YOUR OBJECTIVE -
Report only the number of lines that hold the word "Warenkorb".

SUPPLIED RECORDS -
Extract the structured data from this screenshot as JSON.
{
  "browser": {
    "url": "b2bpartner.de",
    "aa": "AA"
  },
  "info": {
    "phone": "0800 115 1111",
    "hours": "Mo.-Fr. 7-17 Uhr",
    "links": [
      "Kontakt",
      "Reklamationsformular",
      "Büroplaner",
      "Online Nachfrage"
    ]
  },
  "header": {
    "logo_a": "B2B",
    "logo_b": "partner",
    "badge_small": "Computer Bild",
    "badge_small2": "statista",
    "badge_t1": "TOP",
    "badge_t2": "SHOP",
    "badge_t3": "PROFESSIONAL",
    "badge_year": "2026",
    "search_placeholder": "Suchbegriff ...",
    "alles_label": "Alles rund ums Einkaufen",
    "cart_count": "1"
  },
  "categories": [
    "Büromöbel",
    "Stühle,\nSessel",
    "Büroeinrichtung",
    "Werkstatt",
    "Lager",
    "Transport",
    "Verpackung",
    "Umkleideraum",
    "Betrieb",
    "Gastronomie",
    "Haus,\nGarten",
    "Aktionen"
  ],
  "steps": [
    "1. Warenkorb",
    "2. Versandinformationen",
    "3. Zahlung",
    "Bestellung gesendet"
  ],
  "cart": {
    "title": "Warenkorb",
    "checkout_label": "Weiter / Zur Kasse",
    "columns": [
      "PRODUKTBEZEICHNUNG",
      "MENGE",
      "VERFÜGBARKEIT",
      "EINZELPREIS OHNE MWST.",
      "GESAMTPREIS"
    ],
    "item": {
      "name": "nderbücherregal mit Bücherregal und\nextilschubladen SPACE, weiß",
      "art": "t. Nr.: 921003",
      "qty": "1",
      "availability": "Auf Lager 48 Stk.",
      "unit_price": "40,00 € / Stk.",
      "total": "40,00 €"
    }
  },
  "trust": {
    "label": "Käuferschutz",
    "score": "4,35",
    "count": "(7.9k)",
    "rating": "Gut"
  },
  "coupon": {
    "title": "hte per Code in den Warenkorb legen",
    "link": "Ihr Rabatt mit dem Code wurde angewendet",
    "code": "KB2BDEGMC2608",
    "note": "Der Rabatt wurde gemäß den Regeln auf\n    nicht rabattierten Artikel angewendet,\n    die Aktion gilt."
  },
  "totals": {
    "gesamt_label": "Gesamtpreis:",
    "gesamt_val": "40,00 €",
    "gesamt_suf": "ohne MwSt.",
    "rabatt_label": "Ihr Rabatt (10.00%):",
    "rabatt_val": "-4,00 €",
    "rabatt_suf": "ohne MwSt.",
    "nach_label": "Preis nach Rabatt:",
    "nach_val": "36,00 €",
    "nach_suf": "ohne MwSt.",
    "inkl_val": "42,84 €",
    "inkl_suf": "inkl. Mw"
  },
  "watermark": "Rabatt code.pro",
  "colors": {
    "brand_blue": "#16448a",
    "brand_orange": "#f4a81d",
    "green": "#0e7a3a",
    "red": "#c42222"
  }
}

PROBLEM SOLUTION -
3